# Records provided:
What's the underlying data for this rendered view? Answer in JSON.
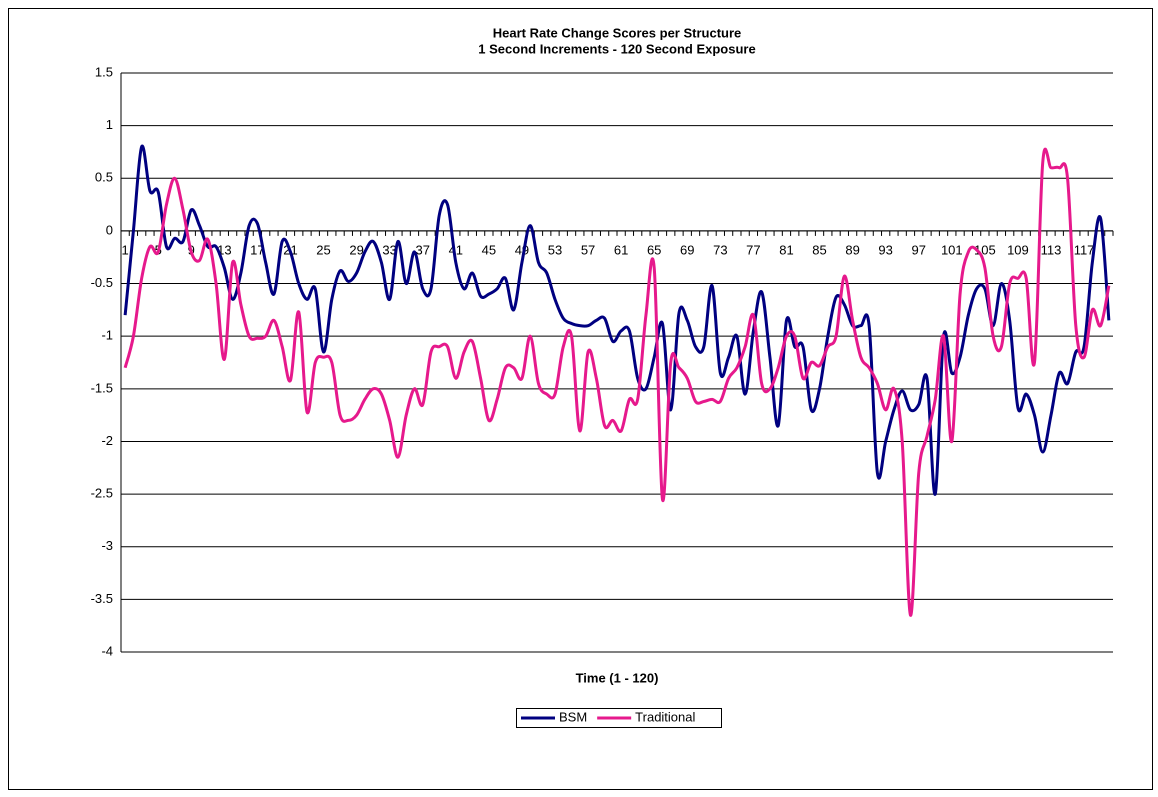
{
  "chart_data": {
    "type": "line",
    "title": "Heart Rate Change Scores per Structure",
    "subtitle": "1 Second Increments - 120 Second Exposure",
    "x_label": "Time (1 - 120)",
    "categories": [
      1,
      null,
      null,
      null,
      5,
      null,
      null,
      null,
      9,
      null,
      null,
      null,
      13,
      null,
      null,
      null,
      17,
      null,
      null,
      null,
      21,
      null,
      null,
      null,
      25,
      null,
      null,
      null,
      29,
      null,
      null,
      null,
      33,
      null,
      null,
      null,
      37,
      null,
      null,
      null,
      41,
      null,
      null,
      null,
      45,
      null,
      null,
      null,
      49,
      null,
      null,
      null,
      53,
      null,
      null,
      null,
      57,
      null,
      null,
      null,
      61,
      null,
      null,
      null,
      65,
      null,
      null,
      null,
      69,
      null,
      null,
      null,
      73,
      null,
      null,
      null,
      77,
      null,
      null,
      null,
      81,
      null,
      null,
      null,
      85,
      null,
      null,
      null,
      89,
      null,
      null,
      null,
      93,
      null,
      null,
      null,
      97,
      null,
      null,
      null,
      101,
      null,
      null,
      null,
      105,
      null,
      null,
      null,
      109,
      null,
      null,
      null,
      113,
      null,
      null,
      null,
      117,
      null,
      null,
      null
    ],
    "series": [
      {
        "name": "BSM",
        "color": "#000080",
        "values": [
          -0.8,
          0.0,
          0.8,
          0.38,
          0.37,
          -0.15,
          -0.07,
          -0.1,
          0.2,
          0.05,
          -0.15,
          -0.15,
          -0.35,
          -0.65,
          -0.4,
          0.05,
          0.07,
          -0.3,
          -0.6,
          -0.1,
          -0.2,
          -0.5,
          -0.65,
          -0.55,
          -1.15,
          -0.65,
          -0.38,
          -0.48,
          -0.4,
          -0.2,
          -0.1,
          -0.3,
          -0.65,
          -0.1,
          -0.5,
          -0.2,
          -0.55,
          -0.55,
          0.15,
          0.25,
          -0.3,
          -0.55,
          -0.4,
          -0.62,
          -0.6,
          -0.55,
          -0.45,
          -0.75,
          -0.3,
          0.05,
          -0.3,
          -0.4,
          -0.65,
          -0.83,
          -0.88,
          -0.9,
          -0.9,
          -0.85,
          -0.83,
          -1.05,
          -0.95,
          -0.95,
          -1.4,
          -1.5,
          -1.2,
          -0.88,
          -1.7,
          -0.78,
          -0.85,
          -1.1,
          -1.1,
          -0.52,
          -1.35,
          -1.2,
          -1.0,
          -1.55,
          -0.95,
          -0.58,
          -1.2,
          -1.85,
          -0.85,
          -1.1,
          -1.1,
          -1.7,
          -1.5,
          -1.0,
          -0.63,
          -0.7,
          -0.9,
          -0.9,
          -0.9,
          -2.3,
          -2.0,
          -1.7,
          -1.52,
          -1.7,
          -1.65,
          -1.4,
          -2.5,
          -1.0,
          -1.35,
          -1.2,
          -0.8,
          -0.55,
          -0.55,
          -0.9,
          -0.5,
          -0.85,
          -1.68,
          -1.55,
          -1.75,
          -2.1,
          -1.75,
          -1.35,
          -1.45,
          -1.15,
          -1.1,
          -0.3,
          0.12,
          -0.85
        ]
      },
      {
        "name": "Traditional",
        "color": "#e6198c",
        "values": [
          -1.3,
          -1.0,
          -0.45,
          -0.15,
          -0.2,
          0.25,
          0.5,
          0.2,
          -0.2,
          -0.28,
          -0.08,
          -0.5,
          -1.22,
          -0.3,
          -0.7,
          -1.0,
          -1.02,
          -1.0,
          -0.85,
          -1.1,
          -1.42,
          -0.77,
          -1.72,
          -1.25,
          -1.2,
          -1.25,
          -1.75,
          -1.8,
          -1.75,
          -1.6,
          -1.5,
          -1.55,
          -1.8,
          -2.15,
          -1.75,
          -1.5,
          -1.65,
          -1.15,
          -1.1,
          -1.1,
          -1.4,
          -1.15,
          -1.05,
          -1.4,
          -1.8,
          -1.6,
          -1.3,
          -1.3,
          -1.4,
          -1.0,
          -1.45,
          -1.55,
          -1.55,
          -1.1,
          -1.0,
          -1.9,
          -1.15,
          -1.4,
          -1.85,
          -1.8,
          -1.9,
          -1.6,
          -1.6,
          -0.8,
          -0.35,
          -2.55,
          -1.25,
          -1.3,
          -1.4,
          -1.62,
          -1.62,
          -1.6,
          -1.62,
          -1.4,
          -1.3,
          -1.1,
          -0.8,
          -1.45,
          -1.5,
          -1.3,
          -1.0,
          -1.0,
          -1.4,
          -1.25,
          -1.28,
          -1.1,
          -1.0,
          -0.43,
          -0.85,
          -1.2,
          -1.3,
          -1.45,
          -1.7,
          -1.5,
          -2.0,
          -3.65,
          -2.3,
          -1.95,
          -1.6,
          -1.0,
          -2.0,
          -0.6,
          -0.2,
          -0.18,
          -0.35,
          -1.0,
          -1.1,
          -0.5,
          -0.45,
          -0.45,
          -1.25,
          0.65,
          0.6,
          0.6,
          0.5,
          -0.9,
          -1.2,
          -0.75,
          -0.9,
          -0.52
        ]
      }
    ],
    "ylim": [
      -4,
      1.5
    ],
    "yticks": [
      1.5,
      1,
      0.5,
      0,
      -0.5,
      -1,
      -1.5,
      -2,
      -2.5,
      -3,
      -3.5,
      -4
    ],
    "grid": true,
    "smooth": true,
    "legend": "bottom"
  }
}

# Task objective:
Repeat each record exactly as shown above, dropping all images.

# Result:
What's the underlying data for this rendered view? Answer in JSON.
{
  "chart_data": {
    "type": "line",
    "title": "Heart Rate Change Scores per Structure",
    "subtitle": "1 Second Increments - 120 Second Exposure",
    "x_label": "Time (1 - 120)",
    "categories": [
      1,
      null,
      null,
      null,
      5,
      null,
      null,
      null,
      9,
      null,
      null,
      null,
      13,
      null,
      null,
      null,
      17,
      null,
      null,
      null,
      21,
      null,
      null,
      null,
      25,
      null,
      null,
      null,
      29,
      null,
      null,
      null,
      33,
      null,
      null,
      null,
      37,
      null,
      null,
      null,
      41,
      null,
      null,
      null,
      45,
      null,
      null,
      null,
      49,
      null,
      null,
      null,
      53,
      null,
      null,
      null,
      57,
      null,
      null,
      null,
      61,
      null,
      null,
      null,
      65,
      null,
      null,
      null,
      69,
      null,
      null,
      null,
      73,
      null,
      null,
      null,
      77,
      null,
      null,
      null,
      81,
      null,
      null,
      null,
      85,
      null,
      null,
      null,
      89,
      null,
      null,
      null,
      93,
      null,
      null,
      null,
      97,
      null,
      null,
      null,
      101,
      null,
      null,
      null,
      105,
      null,
      null,
      null,
      109,
      null,
      null,
      null,
      113,
      null,
      null,
      null,
      117,
      null,
      null,
      null
    ],
    "series": [
      {
        "name": "BSM",
        "color": "#000080",
        "values": [
          -0.8,
          0.0,
          0.8,
          0.38,
          0.37,
          -0.15,
          -0.07,
          -0.1,
          0.2,
          0.05,
          -0.15,
          -0.15,
          -0.35,
          -0.65,
          -0.4,
          0.05,
          0.07,
          -0.3,
          -0.6,
          -0.1,
          -0.2,
          -0.5,
          -0.65,
          -0.55,
          -1.15,
          -0.65,
          -0.38,
          -0.48,
          -0.4,
          -0.2,
          -0.1,
          -0.3,
          -0.65,
          -0.1,
          -0.5,
          -0.2,
          -0.55,
          -0.55,
          0.15,
          0.25,
          -0.3,
          -0.55,
          -0.4,
          -0.62,
          -0.6,
          -0.55,
          -0.45,
          -0.75,
          -0.3,
          0.05,
          -0.3,
          -0.4,
          -0.65,
          -0.83,
          -0.88,
          -0.9,
          -0.9,
          -0.85,
          -0.83,
          -1.05,
          -0.95,
          -0.95,
          -1.4,
          -1.5,
          -1.2,
          -0.88,
          -1.7,
          -0.78,
          -0.85,
          -1.1,
          -1.1,
          -0.52,
          -1.35,
          -1.2,
          -1.0,
          -1.55,
          -0.95,
          -0.58,
          -1.2,
          -1.85,
          -0.85,
          -1.1,
          -1.1,
          -1.7,
          -1.5,
          -1.0,
          -0.63,
          -0.7,
          -0.9,
          -0.9,
          -0.9,
          -2.3,
          -2.0,
          -1.7,
          -1.52,
          -1.7,
          -1.65,
          -1.4,
          -2.5,
          -1.0,
          -1.35,
          -1.2,
          -0.8,
          -0.55,
          -0.55,
          -0.9,
          -0.5,
          -0.85,
          -1.68,
          -1.55,
          -1.75,
          -2.1,
          -1.75,
          -1.35,
          -1.45,
          -1.15,
          -1.1,
          -0.3,
          0.12,
          -0.85
        ]
      },
      {
        "name": "Traditional",
        "color": "#e6198c",
        "values": [
          -1.3,
          -1.0,
          -0.45,
          -0.15,
          -0.2,
          0.25,
          0.5,
          0.2,
          -0.2,
          -0.28,
          -0.08,
          -0.5,
          -1.22,
          -0.3,
          -0.7,
          -1.0,
          -1.02,
          -1.0,
          -0.85,
          -1.1,
          -1.42,
          -0.77,
          -1.72,
          -1.25,
          -1.2,
          -1.25,
          -1.75,
          -1.8,
          -1.75,
          -1.6,
          -1.5,
          -1.55,
          -1.8,
          -2.15,
          -1.75,
          -1.5,
          -1.65,
          -1.15,
          -1.1,
          -1.1,
          -1.4,
          -1.15,
          -1.05,
          -1.4,
          -1.8,
          -1.6,
          -1.3,
          -1.3,
          -1.4,
          -1.0,
          -1.45,
          -1.55,
          -1.55,
          -1.1,
          -1.0,
          -1.9,
          -1.15,
          -1.4,
          -1.85,
          -1.8,
          -1.9,
          -1.6,
          -1.6,
          -0.8,
          -0.35,
          -2.55,
          -1.25,
          -1.3,
          -1.4,
          -1.62,
          -1.62,
          -1.6,
          -1.62,
          -1.4,
          -1.3,
          -1.1,
          -0.8,
          -1.45,
          -1.5,
          -1.3,
          -1.0,
          -1.0,
          -1.4,
          -1.25,
          -1.28,
          -1.1,
          -1.0,
          -0.43,
          -0.85,
          -1.2,
          -1.3,
          -1.45,
          -1.7,
          -1.5,
          -2.0,
          -3.65,
          -2.3,
          -1.95,
          -1.6,
          -1.0,
          -2.0,
          -0.6,
          -0.2,
          -0.18,
          -0.35,
          -1.0,
          -1.1,
          -0.5,
          -0.45,
          -0.45,
          -1.25,
          0.65,
          0.6,
          0.6,
          0.5,
          -0.9,
          -1.2,
          -0.75,
          -0.9,
          -0.52
        ]
      }
    ],
    "ylim": [
      -4,
      1.5
    ],
    "yticks": [
      1.5,
      1,
      0.5,
      0,
      -0.5,
      -1,
      -1.5,
      -2,
      -2.5,
      -3,
      -3.5,
      -4
    ],
    "grid": true,
    "smooth": true,
    "legend": "bottom"
  }
}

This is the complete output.